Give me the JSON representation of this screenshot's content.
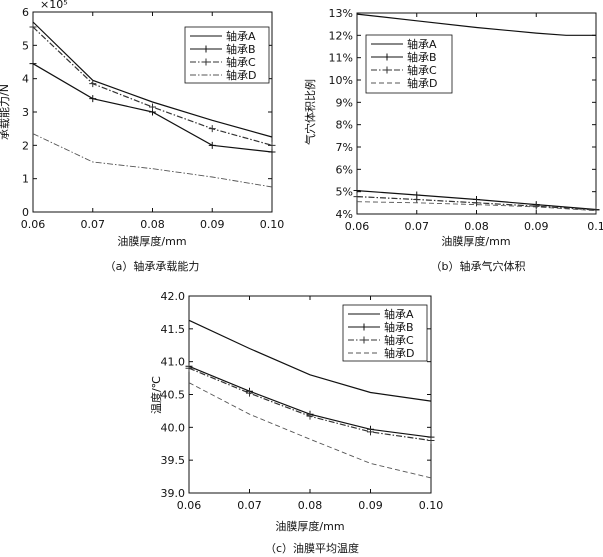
{
  "chart_data": [
    {
      "type": "line",
      "caption": "（a）轴承承载能力",
      "xlabel": "油膜厚度/mm",
      "ylabel": "承载能力/N",
      "y_multiplier": "×10⁵",
      "x_ticks": [
        "0.06",
        "0.07",
        "0.08",
        "0.09",
        "0.10"
      ],
      "y_ticks": [
        "0",
        "1",
        "2",
        "3",
        "4",
        "5",
        "6"
      ],
      "xlim": [
        0.06,
        0.1
      ],
      "ylim": [
        0,
        6
      ],
      "legend_position": "top-right",
      "series": [
        {
          "name": "轴承A",
          "style": "solid",
          "marker": "none",
          "x": [
            0.06,
            0.07,
            0.08,
            0.09,
            0.1
          ],
          "y": [
            5.7,
            3.95,
            3.3,
            2.75,
            2.25
          ]
        },
        {
          "name": "轴承B",
          "style": "solid",
          "marker": "plus",
          "x": [
            0.06,
            0.07,
            0.08,
            0.09,
            0.1
          ],
          "y": [
            4.45,
            3.4,
            3.0,
            2.0,
            1.8
          ]
        },
        {
          "name": "轴承C",
          "style": "dashdot",
          "marker": "plus",
          "x": [
            0.06,
            0.07,
            0.08,
            0.09,
            0.1
          ],
          "y": [
            5.55,
            3.85,
            3.15,
            2.5,
            2.0
          ]
        },
        {
          "name": "轴承D",
          "style": "dashdot",
          "marker": "none",
          "x": [
            0.06,
            0.07,
            0.08,
            0.09,
            0.1
          ],
          "y": [
            2.35,
            1.5,
            1.3,
            1.05,
            0.75
          ]
        }
      ]
    },
    {
      "type": "line",
      "caption": "（b）轴承气穴体积",
      "xlabel": "油膜厚度/mm",
      "ylabel": "气穴体积比例",
      "x_ticks": [
        "0.06",
        "0.07",
        "0.08",
        "0.09",
        "0.1"
      ],
      "y_ticks": [
        "4%",
        "5%",
        "6%",
        "7%",
        "8%",
        "9%",
        "10%",
        "11%",
        "12%",
        "13%"
      ],
      "xlim": [
        0.06,
        0.1
      ],
      "ylim": [
        4,
        13
      ],
      "legend_position": "top-left",
      "series": [
        {
          "name": "轴承A",
          "style": "solid",
          "marker": "none",
          "x": [
            0.06,
            0.07,
            0.08,
            0.09,
            0.095,
            0.1
          ],
          "y": [
            12.95,
            12.65,
            12.35,
            12.1,
            12.0,
            12.0
          ]
        },
        {
          "name": "轴承B",
          "style": "solid",
          "marker": "plus",
          "x": [
            0.06,
            0.07,
            0.08,
            0.09,
            0.1
          ],
          "y": [
            5.05,
            4.85,
            4.65,
            4.42,
            4.2
          ]
        },
        {
          "name": "轴承C",
          "style": "dashdot",
          "marker": "plus",
          "x": [
            0.06,
            0.07,
            0.08,
            0.09,
            0.1
          ],
          "y": [
            4.78,
            4.65,
            4.5,
            4.35,
            4.18
          ]
        },
        {
          "name": "轴承D",
          "style": "dashed",
          "marker": "none",
          "x": [
            0.06,
            0.07,
            0.08,
            0.09,
            0.1
          ],
          "y": [
            4.55,
            4.5,
            4.42,
            4.32,
            4.15
          ]
        }
      ]
    },
    {
      "type": "line",
      "caption": "（c）油膜平均温度",
      "xlabel": "油膜厚度/mm",
      "ylabel": "温度/℃",
      "x_ticks": [
        "0.06",
        "0.07",
        "0.08",
        "0.09",
        "0.10"
      ],
      "y_ticks": [
        "39.0",
        "39.5",
        "40.0",
        "40.5",
        "41.0",
        "41.5",
        "42.0"
      ],
      "xlim": [
        0.06,
        0.1
      ],
      "ylim": [
        39.0,
        42.0
      ],
      "legend_position": "top-right",
      "series": [
        {
          "name": "轴承A",
          "style": "solid",
          "marker": "none",
          "x": [
            0.06,
            0.07,
            0.08,
            0.09,
            0.1
          ],
          "y": [
            41.63,
            41.2,
            40.8,
            40.53,
            40.4
          ]
        },
        {
          "name": "轴承B",
          "style": "solid",
          "marker": "plus",
          "x": [
            0.06,
            0.07,
            0.08,
            0.09,
            0.1
          ],
          "y": [
            40.93,
            40.55,
            40.2,
            39.97,
            39.85
          ]
        },
        {
          "name": "轴承C",
          "style": "dashdot",
          "marker": "plus",
          "x": [
            0.06,
            0.07,
            0.08,
            0.09,
            0.1
          ],
          "y": [
            40.9,
            40.52,
            40.17,
            39.93,
            39.8
          ]
        },
        {
          "name": "轴承D",
          "style": "dashed",
          "marker": "none",
          "x": [
            0.06,
            0.07,
            0.08,
            0.09,
            0.1
          ],
          "y": [
            40.68,
            40.2,
            39.82,
            39.45,
            39.23
          ]
        }
      ]
    }
  ]
}
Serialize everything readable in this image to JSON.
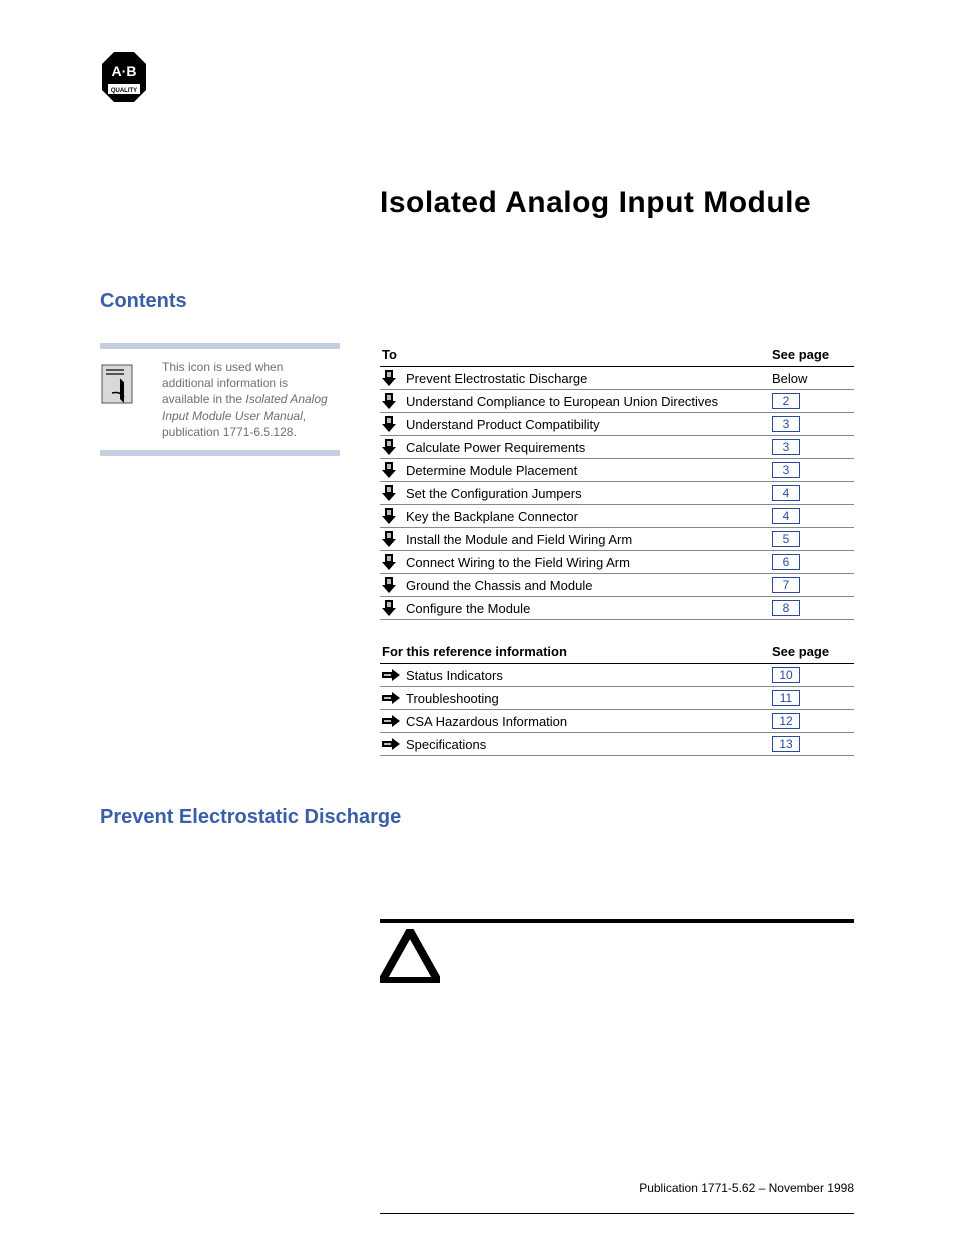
{
  "title": "Isolated Analog Input Module",
  "contents_heading": "Contents",
  "note": {
    "line1": "This icon is used when",
    "line2": "additional information is",
    "line3": "available in the ",
    "italic": "Isolated Analog Input Module User Manual",
    "line4": ", publication 1771-6.5.128."
  },
  "toc1": {
    "col1": "To",
    "col2": "See page",
    "rows": [
      {
        "label": "Prevent Electrostatic Discharge",
        "page": "Below",
        "link": false
      },
      {
        "label": "Understand Compliance to European Union Directives",
        "page": "2",
        "link": true
      },
      {
        "label": "Understand Product Compatibility",
        "page": "3",
        "link": true
      },
      {
        "label": "Calculate Power Requirements",
        "page": "3",
        "link": true
      },
      {
        "label": "Determine Module Placement",
        "page": "3",
        "link": true
      },
      {
        "label": "Set the Configuration Jumpers",
        "page": "4",
        "link": true
      },
      {
        "label": "Key the Backplane Connector",
        "page": "4",
        "link": true
      },
      {
        "label": "Install the Module and Field Wiring Arm",
        "page": "5",
        "link": true
      },
      {
        "label": "Connect Wiring to the Field Wiring Arm",
        "page": "6",
        "link": true
      },
      {
        "label": "Ground the Chassis and Module",
        "page": "7",
        "link": true
      },
      {
        "label": "Configure the Module",
        "page": "8",
        "link": true
      }
    ]
  },
  "toc2": {
    "col1": "For this reference information",
    "col2": "See page",
    "rows": [
      {
        "label": "Status Indicators",
        "page": "10",
        "link": true
      },
      {
        "label": "Troubleshooting",
        "page": "11",
        "link": true
      },
      {
        "label": "CSA Hazardous Information",
        "page": "12",
        "link": true
      },
      {
        "label": "Specifications",
        "page": "13",
        "link": true
      }
    ]
  },
  "section2_heading": "Prevent Electrostatic Discharge",
  "footer": "Publication 1771-5.62 – November 1998",
  "colors": {
    "heading": "#3a5ea8",
    "bar": "#c6cfe2",
    "link_border": "#2a4aa0"
  }
}
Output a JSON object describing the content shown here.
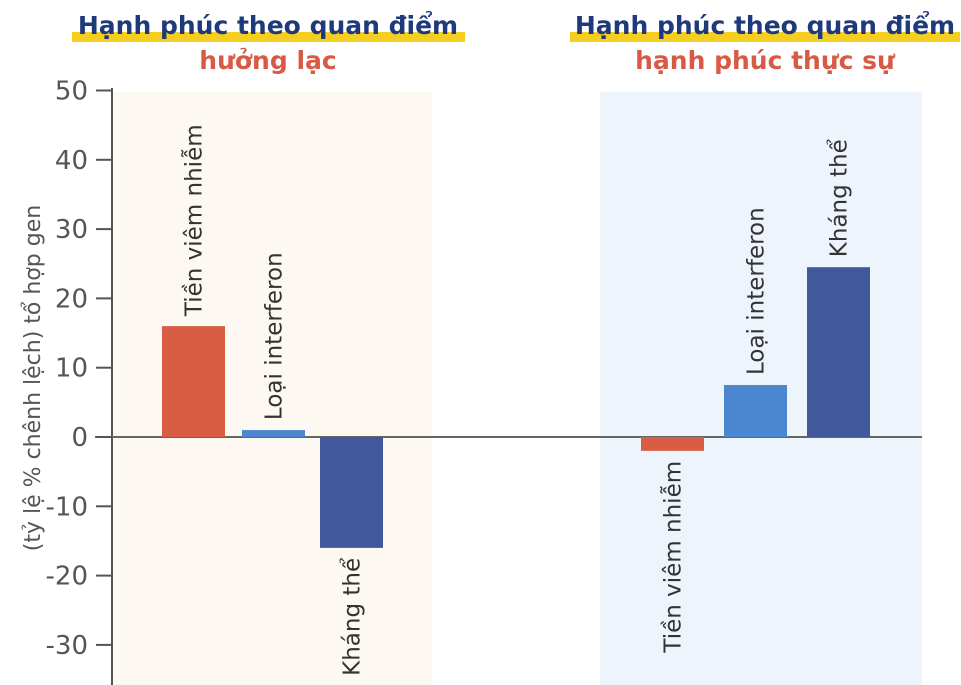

***

■ **Brief**: Pictures are to be left out; the records above must be repeated word for word.

■ **Response for this exercise**:
Give me the JSON representation of this screenshot's content.
{
  "chart_data": [
    {
      "type": "line",
      "caption": "（a）轴承承载能力",
      "xlabel": "油膜厚度/mm",
      "ylabel": "承载能力/N",
      "y_multiplier": "×10⁵",
      "x_ticks": [
        "0.06",
        "0.07",
        "0.08",
        "0.09",
        "0.10"
      ],
      "y_ticks": [
        "0",
        "1",
        "2",
        "3",
        "4",
        "5",
        "6"
      ],
      "xlim": [
        0.06,
        0.1
      ],
      "ylim": [
        0,
        6
      ],
      "legend_position": "top-right",
      "series": [
        {
          "name": "轴承A",
          "style": "solid",
          "marker": "none",
          "x": [
            0.06,
            0.07,
            0.08,
            0.09,
            0.1
          ],
          "y": [
            5.7,
            3.95,
            3.3,
            2.75,
            2.25
          ]
        },
        {
          "name": "轴承B",
          "style": "solid",
          "marker": "plus",
          "x": [
            0.06,
            0.07,
            0.08,
            0.09,
            0.1
          ],
          "y": [
            4.45,
            3.4,
            3.0,
            2.0,
            1.8
          ]
        },
        {
          "name": "轴承C",
          "style": "dashdot",
          "marker": "plus",
          "x": [
            0.06,
            0.07,
            0.08,
            0.09,
            0.1
          ],
          "y": [
            5.55,
            3.85,
            3.15,
            2.5,
            2.0
          ]
        },
        {
          "name": "轴承D",
          "style": "dashdot",
          "marker": "none",
          "x": [
            0.06,
            0.07,
            0.08,
            0.09,
            0.1
          ],
          "y": [
            2.35,
            1.5,
            1.3,
            1.05,
            0.75
          ]
        }
      ]
    },
    {
      "type": "line",
      "caption": "（b）轴承气穴体积",
      "xlabel": "油膜厚度/mm",
      "ylabel": "气穴体积比例",
      "x_ticks": [
        "0.06",
        "0.07",
        "0.08",
        "0.09",
        "0.1"
      ],
      "y_ticks": [
        "4%",
        "5%",
        "6%",
        "7%",
        "8%",
        "9%",
        "10%",
        "11%",
        "12%",
        "13%"
      ],
      "xlim": [
        0.06,
        0.1
      ],
      "ylim": [
        4,
        13
      ],
      "legend_position": "top-left",
      "series": [
        {
          "name": "轴承A",
          "style": "solid",
          "marker": "none",
          "x": [
            0.06,
            0.07,
            0.08,
            0.09,
            0.095,
            0.1
          ],
          "y": [
            12.95,
            12.65,
            12.35,
            12.1,
            12.0,
            12.0
          ]
        },
        {
          "name": "轴承B",
          "style": "solid",
          "marker": "plus",
          "x": [
            0.06,
            0.07,
            0.08,
            0.09,
            0.1
          ],
          "y": [
            5.05,
            4.85,
            4.65,
            4.42,
            4.2
          ]
        },
        {
          "name": "轴承C",
          "style": "dashdot",
          "marker": "plus",
          "x": [
            0.06,
            0.07,
            0.08,
            0.09,
            0.1
          ],
          "y": [
            4.78,
            4.65,
            4.5,
            4.35,
            4.18
          ]
        },
        {
          "name": "轴承D",
          "style": "dashed",
          "marker": "none",
          "x": [
            0.06,
            0.07,
            0.08,
            0.09,
            0.1
          ],
          "y": [
            4.55,
            4.5,
            4.42,
            4.32,
            4.15
          ]
        }
      ]
    },
    {
      "type": "line",
      "caption": "（c）油膜平均温度",
      "xlabel": "油膜厚度/mm",
      "ylabel": "温度/℃",
      "x_ticks": [
        "0.06",
        "0.07",
        "0.08",
        "0.09",
        "0.10"
      ],
      "y_ticks": [
        "39.0",
        "39.5",
        "40.0",
        "40.5",
        "41.0",
        "41.5",
        "42.0"
      ],
      "xlim": [
        0.06,
        0.1
      ],
      "ylim": [
        39.0,
        42.0
      ],
      "legend_position": "top-right",
      "series": [
        {
          "name": "轴承A",
          "style": "solid",
          "marker": "none",
          "x": [
            0.06,
            0.07,
            0.08,
            0.09,
            0.1
          ],
          "y": [
            41.63,
            41.2,
            40.8,
            40.53,
            40.4
          ]
        },
        {
          "name": "轴承B",
          "style": "solid",
          "marker": "plus",
          "x": [
            0.06,
            0.07,
            0.08,
            0.09,
            0.1
          ],
          "y": [
            40.93,
            40.55,
            40.2,
            39.97,
            39.85
          ]
        },
        {
          "name": "轴承C",
          "style": "dashdot",
          "marker": "plus",
          "x": [
            0.06,
            0.07,
            0.08,
            0.09,
            0.1
          ],
          "y": [
            40.9,
            40.52,
            40.17,
            39.93,
            39.8
          ]
        },
        {
          "name": "轴承D",
          "style": "dashed",
          "marker": "none",
          "x": [
            0.06,
            0.07,
            0.08,
            0.09,
            0.1
          ],
          "y": [
            40.68,
            40.2,
            39.82,
            39.45,
            39.23
          ]
        }
      ]
    }
  ]
}
Serialize everything readable in this image to JSON.
{
  "title": "Isolated Analog Input Module",
  "contents_heading": "Contents",
  "note": {
    "line1": "This icon is used when",
    "line2": "additional information is",
    "line3": "available in the ",
    "italic": "Isolated Analog Input Module User Manual",
    "line4": ", publication 1771-6.5.128."
  },
  "toc1": {
    "col1": "To",
    "col2": "See page",
    "rows": [
      {
        "label": "Prevent Electrostatic Discharge",
        "page": "Below",
        "link": false
      },
      {
        "label": "Understand Compliance to European Union Directives",
        "page": "2",
        "link": true
      },
      {
        "label": "Understand Product Compatibility",
        "page": "3",
        "link": true
      },
      {
        "label": "Calculate Power Requirements",
        "page": "3",
        "link": true
      },
      {
        "label": "Determine Module Placement",
        "page": "3",
        "link": true
      },
      {
        "label": "Set the Configuration Jumpers",
        "page": "4",
        "link": true
      },
      {
        "label": "Key the Backplane Connector",
        "page": "4",
        "link": true
      },
      {
        "label": "Install the Module and Field Wiring Arm",
        "page": "5",
        "link": true
      },
      {
        "label": "Connect Wiring to the Field Wiring Arm",
        "page": "6",
        "link": true
      },
      {
        "label": "Ground the Chassis and Module",
        "page": "7",
        "link": true
      },
      {
        "label": "Configure the Module",
        "page": "8",
        "link": true
      }
    ]
  },
  "toc2": {
    "col1": "For this reference information",
    "col2": "See page",
    "rows": [
      {
        "label": "Status Indicators",
        "page": "10",
        "link": true
      },
      {
        "label": "Troubleshooting",
        "page": "11",
        "link": true
      },
      {
        "label": "CSA Hazardous Information",
        "page": "12",
        "link": true
      },
      {
        "label": "Specifications",
        "page": "13",
        "link": true
      }
    ]
  },
  "section2_heading": "Prevent Electrostatic Discharge",
  "footer": "Publication 1771-5.62 – November 1998",
  "colors": {
    "heading": "#3a5ea8",
    "bar": "#c6cfe2",
    "link_border": "#2a4aa0"
  }
}
Output a JSON object describing the content shown here.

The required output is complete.